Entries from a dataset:
────────────────────────────────────────

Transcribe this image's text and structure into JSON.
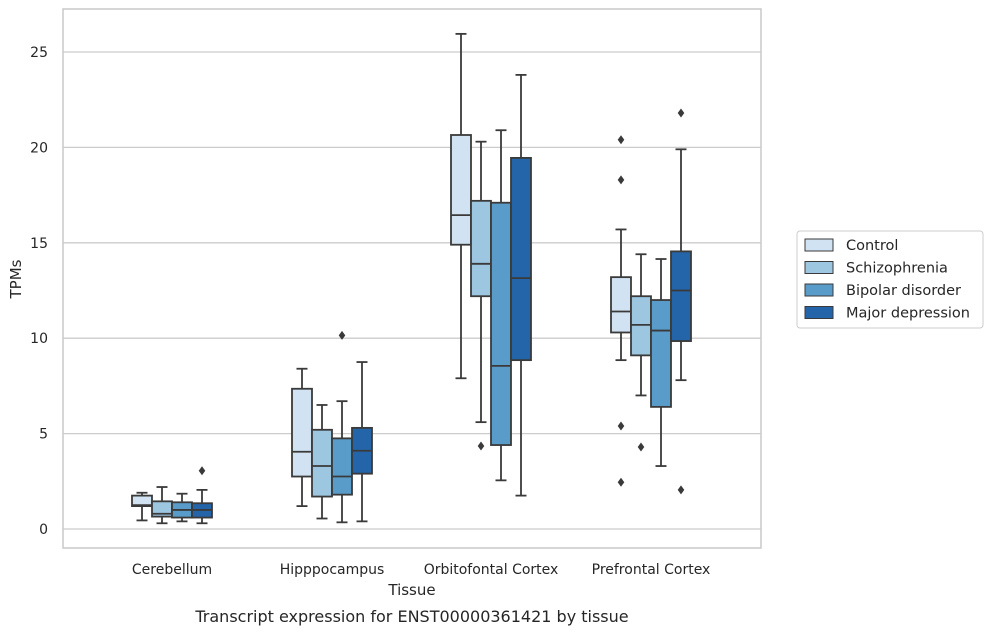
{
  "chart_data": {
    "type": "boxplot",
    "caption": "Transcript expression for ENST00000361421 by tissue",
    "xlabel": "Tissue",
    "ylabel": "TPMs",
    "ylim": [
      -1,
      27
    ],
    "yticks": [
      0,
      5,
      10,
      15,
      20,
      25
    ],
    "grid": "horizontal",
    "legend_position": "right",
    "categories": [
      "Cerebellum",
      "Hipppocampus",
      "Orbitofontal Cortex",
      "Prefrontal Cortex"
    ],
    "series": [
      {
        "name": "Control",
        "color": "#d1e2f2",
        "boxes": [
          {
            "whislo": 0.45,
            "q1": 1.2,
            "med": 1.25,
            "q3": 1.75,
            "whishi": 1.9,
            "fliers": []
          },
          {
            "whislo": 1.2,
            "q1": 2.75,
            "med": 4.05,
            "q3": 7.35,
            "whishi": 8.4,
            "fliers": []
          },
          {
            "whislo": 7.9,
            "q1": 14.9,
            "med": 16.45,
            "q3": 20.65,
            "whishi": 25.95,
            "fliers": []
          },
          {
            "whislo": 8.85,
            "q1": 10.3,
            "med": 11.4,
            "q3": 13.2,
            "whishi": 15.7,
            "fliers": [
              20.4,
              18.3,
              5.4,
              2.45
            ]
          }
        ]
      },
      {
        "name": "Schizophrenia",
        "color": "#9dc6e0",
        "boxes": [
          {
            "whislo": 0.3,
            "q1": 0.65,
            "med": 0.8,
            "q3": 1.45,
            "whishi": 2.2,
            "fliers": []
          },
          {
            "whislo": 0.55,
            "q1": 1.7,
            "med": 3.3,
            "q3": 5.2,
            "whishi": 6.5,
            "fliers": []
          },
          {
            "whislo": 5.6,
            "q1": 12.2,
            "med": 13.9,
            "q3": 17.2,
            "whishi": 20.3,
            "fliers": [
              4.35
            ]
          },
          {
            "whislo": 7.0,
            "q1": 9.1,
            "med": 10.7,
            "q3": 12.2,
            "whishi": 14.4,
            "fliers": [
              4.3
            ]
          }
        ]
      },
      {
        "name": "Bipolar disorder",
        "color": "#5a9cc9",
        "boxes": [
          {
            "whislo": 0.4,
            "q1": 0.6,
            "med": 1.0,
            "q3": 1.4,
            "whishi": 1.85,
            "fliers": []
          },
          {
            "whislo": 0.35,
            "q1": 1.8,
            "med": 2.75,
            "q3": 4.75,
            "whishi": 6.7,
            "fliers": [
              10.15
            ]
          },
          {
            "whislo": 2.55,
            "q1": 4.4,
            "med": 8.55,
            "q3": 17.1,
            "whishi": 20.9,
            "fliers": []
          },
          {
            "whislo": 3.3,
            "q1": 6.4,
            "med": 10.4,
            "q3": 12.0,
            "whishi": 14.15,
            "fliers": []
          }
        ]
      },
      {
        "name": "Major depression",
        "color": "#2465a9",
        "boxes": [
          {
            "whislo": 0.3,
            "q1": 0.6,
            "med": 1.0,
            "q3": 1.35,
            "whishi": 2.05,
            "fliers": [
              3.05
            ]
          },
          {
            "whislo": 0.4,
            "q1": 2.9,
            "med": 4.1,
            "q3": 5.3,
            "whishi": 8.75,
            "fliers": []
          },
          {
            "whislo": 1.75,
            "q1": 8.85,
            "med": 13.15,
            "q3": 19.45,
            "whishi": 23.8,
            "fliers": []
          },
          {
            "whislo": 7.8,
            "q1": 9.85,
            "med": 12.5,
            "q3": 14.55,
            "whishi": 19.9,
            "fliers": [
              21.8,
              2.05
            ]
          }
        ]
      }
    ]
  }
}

────────────────────────────────────────

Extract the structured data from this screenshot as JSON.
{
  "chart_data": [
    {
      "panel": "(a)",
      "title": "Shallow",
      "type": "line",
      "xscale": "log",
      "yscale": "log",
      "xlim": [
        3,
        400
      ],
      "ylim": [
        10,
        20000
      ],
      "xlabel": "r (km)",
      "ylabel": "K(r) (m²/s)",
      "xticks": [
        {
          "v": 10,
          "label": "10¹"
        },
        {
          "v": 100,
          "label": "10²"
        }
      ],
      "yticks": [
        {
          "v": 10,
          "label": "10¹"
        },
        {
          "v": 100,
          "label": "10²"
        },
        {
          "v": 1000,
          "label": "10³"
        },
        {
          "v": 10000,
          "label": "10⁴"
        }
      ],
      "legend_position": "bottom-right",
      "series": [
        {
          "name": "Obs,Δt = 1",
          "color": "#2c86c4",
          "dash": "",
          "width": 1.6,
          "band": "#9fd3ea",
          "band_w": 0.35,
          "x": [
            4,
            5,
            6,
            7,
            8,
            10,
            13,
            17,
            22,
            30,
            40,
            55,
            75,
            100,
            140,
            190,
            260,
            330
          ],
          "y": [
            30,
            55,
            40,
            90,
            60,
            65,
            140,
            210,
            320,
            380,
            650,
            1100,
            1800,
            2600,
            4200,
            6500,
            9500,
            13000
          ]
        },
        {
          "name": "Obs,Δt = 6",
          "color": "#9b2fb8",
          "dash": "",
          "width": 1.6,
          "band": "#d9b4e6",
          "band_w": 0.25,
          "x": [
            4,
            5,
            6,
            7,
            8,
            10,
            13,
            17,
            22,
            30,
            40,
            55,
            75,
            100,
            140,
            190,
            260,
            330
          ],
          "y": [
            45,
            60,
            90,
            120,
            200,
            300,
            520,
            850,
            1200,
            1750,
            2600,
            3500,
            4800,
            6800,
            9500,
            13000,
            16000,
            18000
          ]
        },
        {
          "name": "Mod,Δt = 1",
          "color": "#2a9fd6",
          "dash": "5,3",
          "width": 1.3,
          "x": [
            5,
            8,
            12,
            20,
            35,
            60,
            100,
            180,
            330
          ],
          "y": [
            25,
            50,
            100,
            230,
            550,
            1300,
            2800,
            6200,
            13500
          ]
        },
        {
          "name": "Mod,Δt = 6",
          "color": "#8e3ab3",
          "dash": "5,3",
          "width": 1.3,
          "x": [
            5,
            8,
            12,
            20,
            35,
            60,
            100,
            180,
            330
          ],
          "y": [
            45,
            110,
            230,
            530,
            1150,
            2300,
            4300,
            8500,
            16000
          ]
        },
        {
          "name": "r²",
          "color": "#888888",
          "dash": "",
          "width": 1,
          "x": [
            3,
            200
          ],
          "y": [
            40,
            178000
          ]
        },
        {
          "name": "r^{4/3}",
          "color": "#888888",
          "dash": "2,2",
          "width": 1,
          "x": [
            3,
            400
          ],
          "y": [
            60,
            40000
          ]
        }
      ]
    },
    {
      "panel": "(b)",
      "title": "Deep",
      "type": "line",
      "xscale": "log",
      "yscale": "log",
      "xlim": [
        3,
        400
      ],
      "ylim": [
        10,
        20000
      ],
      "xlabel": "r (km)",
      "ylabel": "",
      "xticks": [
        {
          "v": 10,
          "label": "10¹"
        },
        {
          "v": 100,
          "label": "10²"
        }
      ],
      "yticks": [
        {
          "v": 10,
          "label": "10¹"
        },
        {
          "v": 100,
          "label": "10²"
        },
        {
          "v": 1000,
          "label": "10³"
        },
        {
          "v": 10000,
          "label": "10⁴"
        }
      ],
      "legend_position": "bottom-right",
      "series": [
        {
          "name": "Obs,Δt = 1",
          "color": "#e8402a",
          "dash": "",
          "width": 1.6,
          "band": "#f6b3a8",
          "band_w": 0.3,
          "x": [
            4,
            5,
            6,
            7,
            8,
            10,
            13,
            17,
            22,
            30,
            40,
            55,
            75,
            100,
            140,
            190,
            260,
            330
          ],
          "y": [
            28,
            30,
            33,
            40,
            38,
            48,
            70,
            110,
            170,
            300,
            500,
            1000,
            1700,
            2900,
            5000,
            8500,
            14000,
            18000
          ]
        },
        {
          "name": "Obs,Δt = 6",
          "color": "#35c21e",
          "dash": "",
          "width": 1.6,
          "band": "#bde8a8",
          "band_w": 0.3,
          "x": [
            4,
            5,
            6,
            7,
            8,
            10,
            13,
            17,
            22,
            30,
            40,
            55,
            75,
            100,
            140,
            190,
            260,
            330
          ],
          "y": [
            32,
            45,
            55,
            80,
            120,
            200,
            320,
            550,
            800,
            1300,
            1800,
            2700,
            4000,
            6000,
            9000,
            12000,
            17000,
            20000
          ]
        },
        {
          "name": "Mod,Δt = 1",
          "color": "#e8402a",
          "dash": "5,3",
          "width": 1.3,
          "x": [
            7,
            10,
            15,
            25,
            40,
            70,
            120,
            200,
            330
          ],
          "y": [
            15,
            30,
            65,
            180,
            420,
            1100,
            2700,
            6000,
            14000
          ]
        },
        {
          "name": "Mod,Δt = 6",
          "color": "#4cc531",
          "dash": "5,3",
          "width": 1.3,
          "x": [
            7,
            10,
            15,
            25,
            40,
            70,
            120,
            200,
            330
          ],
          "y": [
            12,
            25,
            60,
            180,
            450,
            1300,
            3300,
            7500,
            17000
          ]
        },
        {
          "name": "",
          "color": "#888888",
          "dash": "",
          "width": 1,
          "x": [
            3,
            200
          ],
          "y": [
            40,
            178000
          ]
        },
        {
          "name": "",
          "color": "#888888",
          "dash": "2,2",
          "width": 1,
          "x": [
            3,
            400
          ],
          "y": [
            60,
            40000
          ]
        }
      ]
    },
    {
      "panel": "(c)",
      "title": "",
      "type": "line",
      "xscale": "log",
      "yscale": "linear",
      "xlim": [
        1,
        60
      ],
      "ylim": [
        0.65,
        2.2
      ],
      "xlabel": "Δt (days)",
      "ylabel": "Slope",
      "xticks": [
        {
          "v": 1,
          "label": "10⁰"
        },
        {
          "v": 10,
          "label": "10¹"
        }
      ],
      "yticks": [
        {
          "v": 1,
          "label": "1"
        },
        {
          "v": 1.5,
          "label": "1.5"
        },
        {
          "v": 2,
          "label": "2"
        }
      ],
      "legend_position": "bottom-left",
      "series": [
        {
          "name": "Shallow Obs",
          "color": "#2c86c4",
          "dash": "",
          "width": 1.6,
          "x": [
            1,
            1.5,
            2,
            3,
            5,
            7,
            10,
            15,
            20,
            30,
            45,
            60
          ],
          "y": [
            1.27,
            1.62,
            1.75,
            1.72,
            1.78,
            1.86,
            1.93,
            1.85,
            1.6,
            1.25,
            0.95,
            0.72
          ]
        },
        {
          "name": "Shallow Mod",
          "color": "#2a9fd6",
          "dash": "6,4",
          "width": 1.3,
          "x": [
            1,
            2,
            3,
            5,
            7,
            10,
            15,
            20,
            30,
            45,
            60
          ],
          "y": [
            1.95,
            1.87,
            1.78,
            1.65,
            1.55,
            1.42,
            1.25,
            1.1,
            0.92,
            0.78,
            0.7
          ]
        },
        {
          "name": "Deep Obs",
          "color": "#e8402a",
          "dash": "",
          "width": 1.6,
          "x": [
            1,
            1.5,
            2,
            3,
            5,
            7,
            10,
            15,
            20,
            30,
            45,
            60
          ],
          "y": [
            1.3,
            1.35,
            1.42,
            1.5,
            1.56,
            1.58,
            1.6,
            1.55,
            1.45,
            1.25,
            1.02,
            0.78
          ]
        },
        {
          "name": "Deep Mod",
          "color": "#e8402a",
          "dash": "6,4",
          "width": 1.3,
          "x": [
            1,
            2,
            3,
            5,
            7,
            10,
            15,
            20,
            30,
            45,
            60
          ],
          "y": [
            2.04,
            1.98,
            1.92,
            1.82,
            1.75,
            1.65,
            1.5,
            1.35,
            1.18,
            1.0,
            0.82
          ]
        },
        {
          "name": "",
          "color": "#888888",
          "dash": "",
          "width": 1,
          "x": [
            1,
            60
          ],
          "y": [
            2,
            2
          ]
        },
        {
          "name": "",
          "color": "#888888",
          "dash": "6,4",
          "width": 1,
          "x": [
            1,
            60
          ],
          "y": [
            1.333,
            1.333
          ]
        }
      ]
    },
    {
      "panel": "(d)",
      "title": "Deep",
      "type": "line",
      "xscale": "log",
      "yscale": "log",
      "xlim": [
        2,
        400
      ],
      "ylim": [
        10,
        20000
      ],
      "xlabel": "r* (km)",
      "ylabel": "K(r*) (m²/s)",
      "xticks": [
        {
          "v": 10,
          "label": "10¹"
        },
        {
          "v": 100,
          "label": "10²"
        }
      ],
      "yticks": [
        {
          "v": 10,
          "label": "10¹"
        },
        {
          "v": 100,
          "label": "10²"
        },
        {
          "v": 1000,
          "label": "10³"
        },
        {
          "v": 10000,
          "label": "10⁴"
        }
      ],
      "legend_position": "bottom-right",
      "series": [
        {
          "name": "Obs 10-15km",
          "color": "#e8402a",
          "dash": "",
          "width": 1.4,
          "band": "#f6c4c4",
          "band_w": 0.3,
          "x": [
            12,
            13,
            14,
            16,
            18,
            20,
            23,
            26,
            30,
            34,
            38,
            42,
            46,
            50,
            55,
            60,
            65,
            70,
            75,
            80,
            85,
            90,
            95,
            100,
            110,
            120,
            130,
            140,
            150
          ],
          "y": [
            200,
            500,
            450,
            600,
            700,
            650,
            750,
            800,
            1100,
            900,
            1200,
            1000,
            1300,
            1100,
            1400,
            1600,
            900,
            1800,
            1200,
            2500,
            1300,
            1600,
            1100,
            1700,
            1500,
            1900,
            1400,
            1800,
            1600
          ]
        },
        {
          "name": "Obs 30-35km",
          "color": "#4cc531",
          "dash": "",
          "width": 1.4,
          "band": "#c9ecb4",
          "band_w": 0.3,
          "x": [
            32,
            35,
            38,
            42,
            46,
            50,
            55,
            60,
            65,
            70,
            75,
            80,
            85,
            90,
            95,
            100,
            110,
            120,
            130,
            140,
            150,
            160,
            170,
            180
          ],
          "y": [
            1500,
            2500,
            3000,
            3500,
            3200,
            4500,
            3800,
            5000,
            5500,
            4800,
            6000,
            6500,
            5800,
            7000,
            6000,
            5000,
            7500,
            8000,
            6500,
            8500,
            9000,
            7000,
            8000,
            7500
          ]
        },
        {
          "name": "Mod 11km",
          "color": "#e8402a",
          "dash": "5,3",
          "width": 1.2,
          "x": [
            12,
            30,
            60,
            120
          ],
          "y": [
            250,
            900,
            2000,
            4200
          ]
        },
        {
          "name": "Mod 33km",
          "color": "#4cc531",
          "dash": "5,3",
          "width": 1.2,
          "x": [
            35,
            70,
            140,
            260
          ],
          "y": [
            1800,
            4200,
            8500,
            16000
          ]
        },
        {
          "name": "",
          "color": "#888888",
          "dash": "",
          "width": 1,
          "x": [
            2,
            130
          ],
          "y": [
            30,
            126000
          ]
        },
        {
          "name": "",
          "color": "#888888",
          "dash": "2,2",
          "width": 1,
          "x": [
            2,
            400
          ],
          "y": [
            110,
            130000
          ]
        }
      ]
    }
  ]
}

────────────────────────────────────────

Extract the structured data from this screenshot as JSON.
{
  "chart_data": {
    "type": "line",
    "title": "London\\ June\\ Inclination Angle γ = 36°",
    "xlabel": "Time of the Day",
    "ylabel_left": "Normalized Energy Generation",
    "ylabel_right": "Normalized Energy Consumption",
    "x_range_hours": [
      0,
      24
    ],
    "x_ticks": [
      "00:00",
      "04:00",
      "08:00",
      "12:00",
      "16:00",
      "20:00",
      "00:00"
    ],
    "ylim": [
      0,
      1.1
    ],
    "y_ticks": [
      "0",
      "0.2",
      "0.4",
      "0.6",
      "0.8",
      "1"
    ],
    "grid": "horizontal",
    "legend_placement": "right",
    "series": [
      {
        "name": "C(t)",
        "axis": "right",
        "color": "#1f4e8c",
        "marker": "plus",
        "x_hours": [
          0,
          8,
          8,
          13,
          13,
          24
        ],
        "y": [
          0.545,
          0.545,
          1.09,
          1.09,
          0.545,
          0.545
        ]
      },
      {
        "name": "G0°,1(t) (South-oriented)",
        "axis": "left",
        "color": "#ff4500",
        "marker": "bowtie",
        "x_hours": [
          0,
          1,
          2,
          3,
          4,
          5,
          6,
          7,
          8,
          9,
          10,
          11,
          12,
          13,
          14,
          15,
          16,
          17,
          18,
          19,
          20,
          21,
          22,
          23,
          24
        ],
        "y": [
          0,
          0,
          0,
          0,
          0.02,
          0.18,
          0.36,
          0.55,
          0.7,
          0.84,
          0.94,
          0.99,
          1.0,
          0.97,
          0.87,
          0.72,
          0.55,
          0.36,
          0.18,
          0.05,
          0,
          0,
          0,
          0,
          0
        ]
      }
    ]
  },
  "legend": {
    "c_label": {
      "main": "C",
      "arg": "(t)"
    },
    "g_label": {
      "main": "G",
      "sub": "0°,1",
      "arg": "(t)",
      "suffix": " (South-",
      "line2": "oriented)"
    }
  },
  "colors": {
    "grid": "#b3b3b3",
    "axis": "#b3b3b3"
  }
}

────────────────────────────────────────

WRITTEN EXERCISE:
Search the data for the string "title" and copy each line where it appears.

EXERCISE RESULT:
      "title": "Shallow",
      "title": "Deep",
      "title": "",
      "title": "Deep",
    "title": "London\\ June\\ Inclination Angle γ = 36°",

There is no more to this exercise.